*Challenge:* Transcribe the entries exactly; images are not part of the copy.

*Material provided:*

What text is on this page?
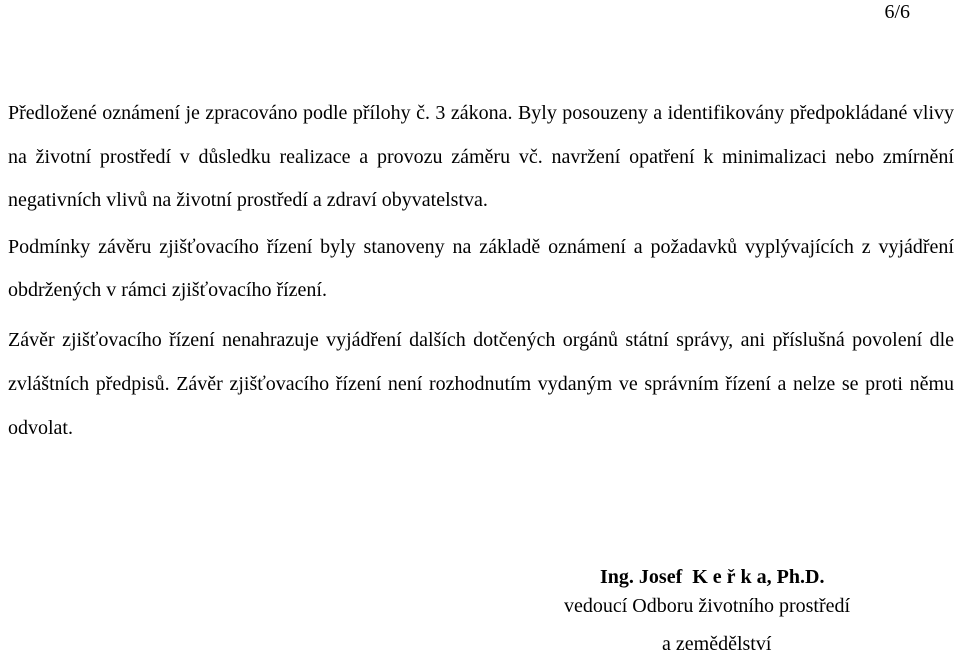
6/6

Předložené oznámení je zpracováno podle přílohy č. 3 zákona. Byly posouzeny a identifikovány předpokládané vlivy na životní prostředí v důsledku realizace a provozu záměru vč. navržení opatření k minimalizaci nebo zmírnění negativních vlivů na životní prostředí a zdraví obyvatelstva.

Podmínky závěru zjišťovacího řízení byly stanoveny na základě oznámení a požadavků vyplývajících z vyjádření obdržených v rámci zjišťovacího řízení.

Závěr zjišťovacího řízení nenahrazuje vyjádření dalších dotčených orgánů státní správy, ani příslušná povolení dle zvláštních předpisů. Závěr zjišťovacího řízení není rozhodnutím vydaným ve správním řízení a nelze se proti němu odvolat.

Ing. Josef  K e ř k a, Ph.D.
vedoucí Odboru životního prostředí
a zemědělství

*Output:*
What text is on this page?
6/6

Předložené oznámení je zpracováno podle přílohy č. 3 zákona. Byly posouzeny a identifikovány předpokládané vlivy na životní prostředí v důsledku realizace a provozu záměru vč. navržení opatření k minimalizaci nebo zmírnění negativních vlivů na životní prostředí a zdraví obyvatelstva.

Podmínky závěru zjišťovacího řízení byly stanoveny na základě oznámení a požadavků vyplývajících z vyjádření obdržených v rámci zjišťovacího řízení.

Závěr zjišťovacího řízení nenahrazuje vyjádření dalších dotčených orgánů státní správy, ani příslušná povolení dle zvláštních předpisů. Závěr zjišťovacího řízení není rozhodnutím vydaným ve správním řízení a nelze se proti němu odvolat.

Ing. Josef  K e ř k a, Ph.D.
vedoucí Odboru životního prostředí
a zemědělství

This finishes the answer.